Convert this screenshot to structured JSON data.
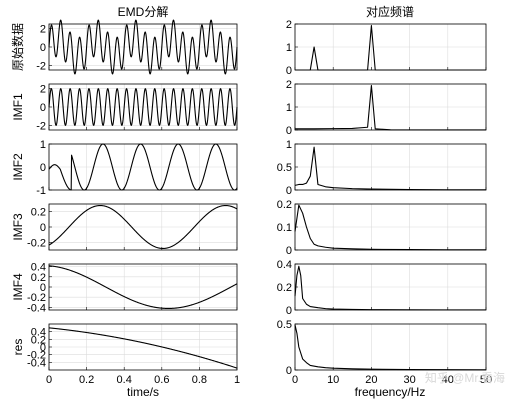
{
  "figure": {
    "left_title": "EMD分解",
    "right_title": "对应频谱",
    "left_xlabel": "time/s",
    "right_xlabel": "frequency/Hz",
    "watermark": "知乎 @Mr.看海"
  },
  "chart_data": [
    {
      "type": "line",
      "panel": "time",
      "row": 0,
      "ylabel": "原始数据",
      "xlim": [
        0,
        1
      ],
      "ylim": [
        -2.5,
        2.5
      ],
      "yticks": [
        -2,
        0,
        2
      ],
      "grid": true,
      "series": [
        {
          "kind": "sum",
          "components": [
            {
              "kind": "sine",
              "amp": 2,
              "freq": 20,
              "phase": 0
            },
            {
              "kind": "sine",
              "amp": 1,
              "freq": 5,
              "phase": 0
            }
          ]
        }
      ]
    },
    {
      "type": "line",
      "panel": "time",
      "row": 1,
      "ylabel": "IMF1",
      "xlim": [
        0,
        1
      ],
      "ylim": [
        -2.5,
        2.5
      ],
      "yticks": [
        -2,
        0,
        2
      ],
      "grid": true,
      "series": [
        {
          "kind": "sine",
          "amp": 2,
          "freq": 20,
          "phase": 0
        }
      ]
    },
    {
      "type": "line",
      "panel": "time",
      "row": 2,
      "ylabel": "IMF2",
      "xlim": [
        0,
        1
      ],
      "ylim": [
        -1,
        1
      ],
      "yticks": [
        -1,
        0,
        1
      ],
      "grid": true,
      "series": [
        {
          "kind": "imf2"
        }
      ]
    },
    {
      "type": "line",
      "panel": "time",
      "row": 3,
      "ylabel": "IMF3",
      "xlim": [
        0,
        1
      ],
      "ylim": [
        -0.3,
        0.3
      ],
      "yticks": [
        -0.2,
        0,
        0.2
      ],
      "grid": true,
      "series": [
        {
          "kind": "sine",
          "amp": 0.28,
          "freq": 1.5,
          "phase": -1.0
        }
      ]
    },
    {
      "type": "line",
      "panel": "time",
      "row": 4,
      "ylabel": "IMF4",
      "xlim": [
        0,
        1
      ],
      "ylim": [
        -0.45,
        0.45
      ],
      "yticks": [
        -0.4,
        -0.2,
        0,
        0.2,
        0.4
      ],
      "grid": true,
      "series": [
        {
          "kind": "cos",
          "amp": 0.42,
          "freq": 0.75,
          "phase": 0.15
        }
      ]
    },
    {
      "type": "line",
      "panel": "time",
      "row": 5,
      "ylabel": "res",
      "xlim": [
        0,
        1
      ],
      "ylim": [
        -0.6,
        0.6
      ],
      "yticks": [
        -0.4,
        -0.2,
        0,
        0.2,
        0.4
      ],
      "xticks": [
        0,
        0.2,
        0.4,
        0.6,
        0.8,
        1
      ],
      "grid": true,
      "series": [
        {
          "kind": "poly",
          "coef": [
            0.5,
            -0.5,
            -0.55
          ]
        }
      ]
    },
    {
      "type": "line",
      "panel": "freq",
      "row": 0,
      "xlim": [
        0,
        50
      ],
      "ylim": [
        0,
        2
      ],
      "yticks": [
        0,
        1,
        2
      ],
      "grid": true,
      "series": [
        {
          "x": [
            0,
            4,
            5,
            6,
            19,
            20,
            21,
            50
          ],
          "y": [
            0,
            0,
            1,
            0,
            0,
            1.93,
            0,
            0
          ]
        }
      ]
    },
    {
      "type": "line",
      "panel": "freq",
      "row": 1,
      "xlim": [
        0,
        50
      ],
      "ylim": [
        0,
        2
      ],
      "yticks": [
        0,
        1,
        2
      ],
      "grid": true,
      "series": [
        {
          "x": [
            0,
            5,
            10,
            15,
            19,
            20,
            21,
            25,
            30,
            40,
            50
          ],
          "y": [
            0.05,
            0.05,
            0.06,
            0.07,
            0.12,
            1.93,
            0.05,
            0.01,
            0.005,
            0.002,
            0.001
          ]
        }
      ]
    },
    {
      "type": "line",
      "panel": "freq",
      "row": 2,
      "xlim": [
        0,
        50
      ],
      "ylim": [
        0,
        1
      ],
      "yticks": [
        0,
        0.5,
        1
      ],
      "grid": true,
      "series": [
        {
          "x": [
            0,
            1,
            2,
            3,
            4,
            5,
            6,
            8,
            10,
            15,
            20,
            30,
            40,
            50
          ],
          "y": [
            0.1,
            0.12,
            0.12,
            0.15,
            0.3,
            0.93,
            0.12,
            0.07,
            0.05,
            0.03,
            0.02,
            0.01,
            0.005,
            0.003
          ]
        }
      ]
    },
    {
      "type": "line",
      "panel": "freq",
      "row": 3,
      "xlim": [
        0,
        50
      ],
      "ylim": [
        0,
        0.2
      ],
      "yticks": [
        0,
        0.1,
        0.2
      ],
      "grid": true,
      "series": [
        {
          "x": [
            0,
            1,
            2,
            3,
            4,
            5,
            6,
            8,
            10,
            15,
            20,
            30,
            40,
            50
          ],
          "y": [
            0.08,
            0.195,
            0.16,
            0.1,
            0.05,
            0.025,
            0.018,
            0.012,
            0.008,
            0.005,
            0.003,
            0.002,
            0.001,
            0.001
          ]
        }
      ]
    },
    {
      "type": "line",
      "panel": "freq",
      "row": 4,
      "xlim": [
        0,
        50
      ],
      "ylim": [
        0,
        0.4
      ],
      "yticks": [
        0,
        0.2,
        0.4
      ],
      "grid": true,
      "series": [
        {
          "x": [
            0,
            0.5,
            1,
            1.5,
            2,
            3,
            4,
            6,
            8,
            10,
            15,
            20,
            30,
            40,
            50
          ],
          "y": [
            0.12,
            0.3,
            0.38,
            0.3,
            0.1,
            0.05,
            0.03,
            0.02,
            0.012,
            0.008,
            0.005,
            0.003,
            0.002,
            0.001,
            0.001
          ]
        }
      ]
    },
    {
      "type": "line",
      "panel": "freq",
      "row": 5,
      "xlim": [
        0,
        50
      ],
      "ylim": [
        0,
        0.5
      ],
      "yticks": [
        0,
        0.5
      ],
      "xticks": [
        0,
        10,
        20,
        30,
        40,
        50
      ],
      "grid": true,
      "series": [
        {
          "x": [
            0,
            0.5,
            1,
            2,
            3,
            4,
            6,
            8,
            10,
            15,
            20,
            30,
            40,
            50
          ],
          "y": [
            0.49,
            0.4,
            0.25,
            0.12,
            0.08,
            0.05,
            0.035,
            0.025,
            0.02,
            0.013,
            0.009,
            0.005,
            0.003,
            0.002
          ]
        }
      ]
    }
  ]
}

********************

### Short task
All of the material above should be reproduced exactly, except the pictures.

### Written solution
Convert this screenshot to structured JSON data.
{
  "figure": {
    "left_title": "EMD分解",
    "right_title": "对应频谱",
    "left_xlabel": "time/s",
    "right_xlabel": "frequency/Hz",
    "watermark": "知乎 @Mr.看海"
  },
  "chart_data": [
    {
      "type": "line",
      "panel": "time",
      "row": 0,
      "ylabel": "原始数据",
      "xlim": [
        0,
        1
      ],
      "ylim": [
        -2.5,
        2.5
      ],
      "yticks": [
        -2,
        0,
        2
      ],
      "grid": true,
      "series": [
        {
          "kind": "sum",
          "components": [
            {
              "kind": "sine",
              "amp": 2,
              "freq": 20,
              "phase": 0
            },
            {
              "kind": "sine",
              "amp": 1,
              "freq": 5,
              "phase": 0
            }
          ]
        }
      ]
    },
    {
      "type": "line",
      "panel": "time",
      "row": 1,
      "ylabel": "IMF1",
      "xlim": [
        0,
        1
      ],
      "ylim": [
        -2.5,
        2.5
      ],
      "yticks": [
        -2,
        0,
        2
      ],
      "grid": true,
      "series": [
        {
          "kind": "sine",
          "amp": 2,
          "freq": 20,
          "phase": 0
        }
      ]
    },
    {
      "type": "line",
      "panel": "time",
      "row": 2,
      "ylabel": "IMF2",
      "xlim": [
        0,
        1
      ],
      "ylim": [
        -1,
        1
      ],
      "yticks": [
        -1,
        0,
        1
      ],
      "grid": true,
      "series": [
        {
          "kind": "imf2"
        }
      ]
    },
    {
      "type": "line",
      "panel": "time",
      "row": 3,
      "ylabel": "IMF3",
      "xlim": [
        0,
        1
      ],
      "ylim": [
        -0.3,
        0.3
      ],
      "yticks": [
        -0.2,
        0,
        0.2
      ],
      "grid": true,
      "series": [
        {
          "kind": "sine",
          "amp": 0.28,
          "freq": 1.5,
          "phase": -1.0
        }
      ]
    },
    {
      "type": "line",
      "panel": "time",
      "row": 4,
      "ylabel": "IMF4",
      "xlim": [
        0,
        1
      ],
      "ylim": [
        -0.45,
        0.45
      ],
      "yticks": [
        -0.4,
        -0.2,
        0,
        0.2,
        0.4
      ],
      "grid": true,
      "series": [
        {
          "kind": "cos",
          "amp": 0.42,
          "freq": 0.75,
          "phase": 0.15
        }
      ]
    },
    {
      "type": "line",
      "panel": "time",
      "row": 5,
      "ylabel": "res",
      "xlim": [
        0,
        1
      ],
      "ylim": [
        -0.6,
        0.6
      ],
      "yticks": [
        -0.4,
        -0.2,
        0,
        0.2,
        0.4
      ],
      "xticks": [
        0,
        0.2,
        0.4,
        0.6,
        0.8,
        1
      ],
      "grid": true,
      "series": [
        {
          "kind": "poly",
          "coef": [
            0.5,
            -0.5,
            -0.55
          ]
        }
      ]
    },
    {
      "type": "line",
      "panel": "freq",
      "row": 0,
      "xlim": [
        0,
        50
      ],
      "ylim": [
        0,
        2
      ],
      "yticks": [
        0,
        1,
        2
      ],
      "grid": true,
      "series": [
        {
          "x": [
            0,
            4,
            5,
            6,
            19,
            20,
            21,
            50
          ],
          "y": [
            0,
            0,
            1,
            0,
            0,
            1.93,
            0,
            0
          ]
        }
      ]
    },
    {
      "type": "line",
      "panel": "freq",
      "row": 1,
      "xlim": [
        0,
        50
      ],
      "ylim": [
        0,
        2
      ],
      "yticks": [
        0,
        1,
        2
      ],
      "grid": true,
      "series": [
        {
          "x": [
            0,
            5,
            10,
            15,
            19,
            20,
            21,
            25,
            30,
            40,
            50
          ],
          "y": [
            0.05,
            0.05,
            0.06,
            0.07,
            0.12,
            1.93,
            0.05,
            0.01,
            0.005,
            0.002,
            0.001
          ]
        }
      ]
    },
    {
      "type": "line",
      "panel": "freq",
      "row": 2,
      "xlim": [
        0,
        50
      ],
      "ylim": [
        0,
        1
      ],
      "yticks": [
        0,
        0.5,
        1
      ],
      "grid": true,
      "series": [
        {
          "x": [
            0,
            1,
            2,
            3,
            4,
            5,
            6,
            8,
            10,
            15,
            20,
            30,
            40,
            50
          ],
          "y": [
            0.1,
            0.12,
            0.12,
            0.15,
            0.3,
            0.93,
            0.12,
            0.07,
            0.05,
            0.03,
            0.02,
            0.01,
            0.005,
            0.003
          ]
        }
      ]
    },
    {
      "type": "line",
      "panel": "freq",
      "row": 3,
      "xlim": [
        0,
        50
      ],
      "ylim": [
        0,
        0.2
      ],
      "yticks": [
        0,
        0.1,
        0.2
      ],
      "grid": true,
      "series": [
        {
          "x": [
            0,
            1,
            2,
            3,
            4,
            5,
            6,
            8,
            10,
            15,
            20,
            30,
            40,
            50
          ],
          "y": [
            0.08,
            0.195,
            0.16,
            0.1,
            0.05,
            0.025,
            0.018,
            0.012,
            0.008,
            0.005,
            0.003,
            0.002,
            0.001,
            0.001
          ]
        }
      ]
    },
    {
      "type": "line",
      "panel": "freq",
      "row": 4,
      "xlim": [
        0,
        50
      ],
      "ylim": [
        0,
        0.4
      ],
      "yticks": [
        0,
        0.2,
        0.4
      ],
      "grid": true,
      "series": [
        {
          "x": [
            0,
            0.5,
            1,
            1.5,
            2,
            3,
            4,
            6,
            8,
            10,
            15,
            20,
            30,
            40,
            50
          ],
          "y": [
            0.12,
            0.3,
            0.38,
            0.3,
            0.1,
            0.05,
            0.03,
            0.02,
            0.012,
            0.008,
            0.005,
            0.003,
            0.002,
            0.001,
            0.001
          ]
        }
      ]
    },
    {
      "type": "line",
      "panel": "freq",
      "row": 5,
      "xlim": [
        0,
        50
      ],
      "ylim": [
        0,
        0.5
      ],
      "yticks": [
        0,
        0.5
      ],
      "xticks": [
        0,
        10,
        20,
        30,
        40,
        50
      ],
      "grid": true,
      "series": [
        {
          "x": [
            0,
            0.5,
            1,
            2,
            3,
            4,
            6,
            8,
            10,
            15,
            20,
            30,
            40,
            50
          ],
          "y": [
            0.49,
            0.4,
            0.25,
            0.12,
            0.08,
            0.05,
            0.035,
            0.025,
            0.02,
            0.013,
            0.009,
            0.005,
            0.003,
            0.002
          ]
        }
      ]
    }
  ]
}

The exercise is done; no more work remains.